--- start Task input ---

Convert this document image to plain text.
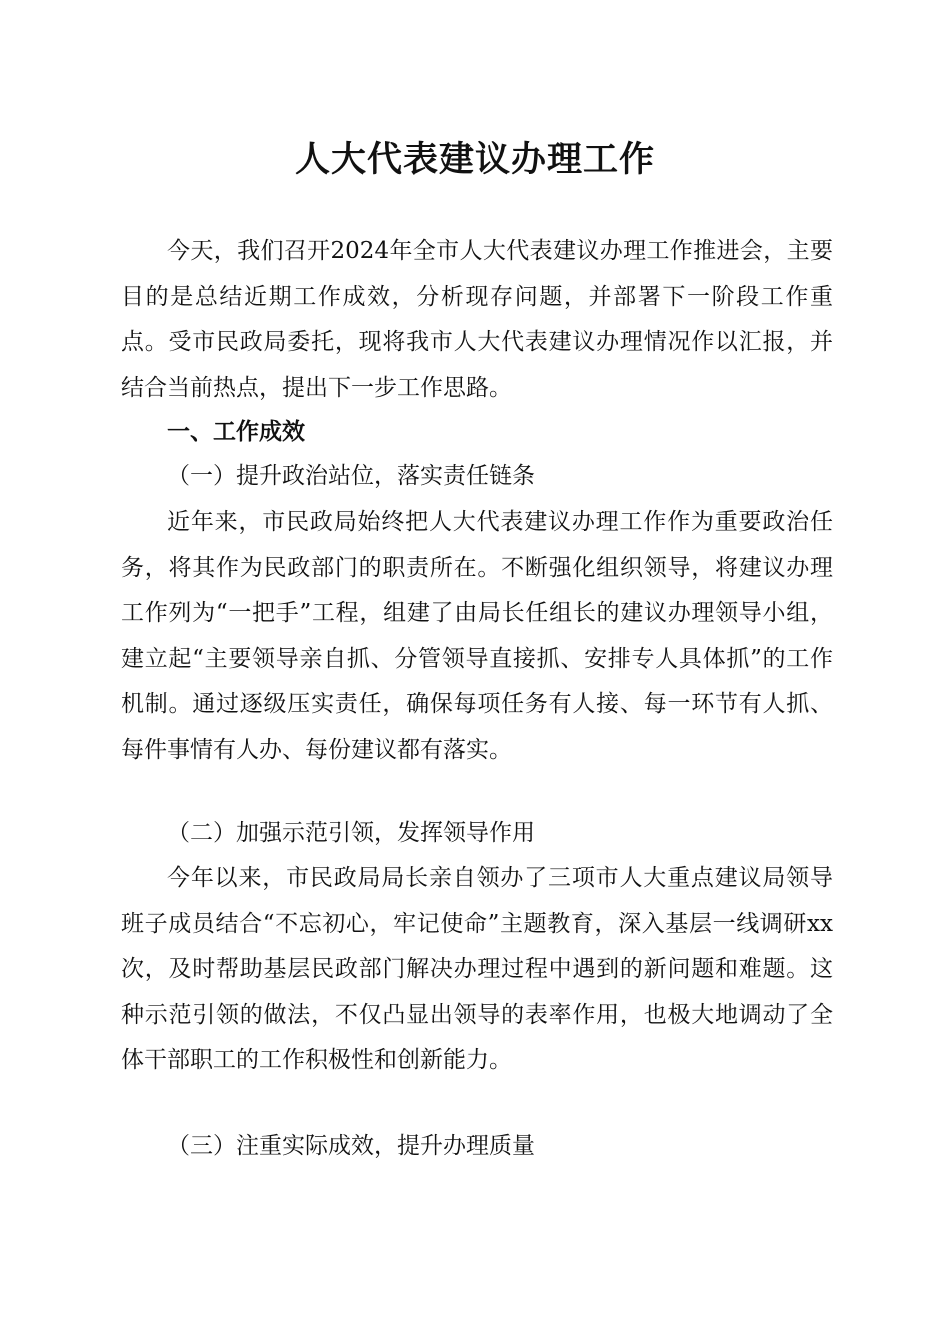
人大代表建议办理工作
今天，我们召开2024年全市人大代表建议办理工作推进会，主要目的是总结近期工作成效，分析现存问题，并部署下一阶段工作重点。受市民政局委托，现将我市人大代表建议办理情况作以汇报，并结合当前热点，提出下一步工作思路。
一、工作成效
（一）提升政治站位，落实责任链条
近年来，市民政局始终把人大代表建议办理工作作为重要政治任务，将其作为民政部门的职责所在。不断强化组织领导，将建议办理工作列为“一把手”工程，组建了由局长任组长的建议办理领导小组，建立起“主要领导亲自抓、分管领导直接抓、安排专人具体抓”的工作机制。通过逐级压实责任，确保每项任务有人接、每一环节有人抓、每件事情有人办、每份建议都有落实。
（二）加强示范引领，发挥领导作用
今年以来，市民政局局长亲自领办了三项市人大重点建议局领导班子成员结合“不忘初心，牢记使命”主题教育，深入基层一线调研xx次，及时帮助基层民政部门解决办理过程中遇到的新问题和难题。这种示范引领的做法，不仅凸显出领导的表率作用，也极大地调动了全体干部职工的工作积极性和创新能力。
（三）注重实际成效，提升办理质量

--- end Task input ---

◆ **Exercise objective**
Set down every record once more, word for word, without pictures.

◆ **Completed exercise**
Convert this document image to plain text.
人大代表建议办理工作
今天，我们召开2024年全市人大代表建议办理工作推进会，主要目的是总结近期工作成效，分析现存问题，并部署下一阶段工作重点。受市民政局委托，现将我市人大代表建议办理情况作以汇报，并结合当前热点，提出下一步工作思路。
一、工作成效
（一）提升政治站位，落实责任链条
近年来，市民政局始终把人大代表建议办理工作作为重要政治任务，将其作为民政部门的职责所在。不断强化组织领导，将建议办理工作列为“一把手”工程，组建了由局长任组长的建议办理领导小组，建立起“主要领导亲自抓、分管领导直接抓、安排专人具体抓”的工作机制。通过逐级压实责任，确保每项任务有人接、每一环节有人抓、每件事情有人办、每份建议都有落实。
（二）加强示范引领，发挥领导作用
今年以来，市民政局局长亲自领办了三项市人大重点建议局领导班子成员结合“不忘初心，牢记使命”主题教育，深入基层一线调研xx次，及时帮助基层民政部门解决办理过程中遇到的新问题和难题。这种示范引领的做法，不仅凸显出领导的表率作用，也极大地调动了全体干部职工的工作积极性和创新能力。
（三）注重实际成效，提升办理质量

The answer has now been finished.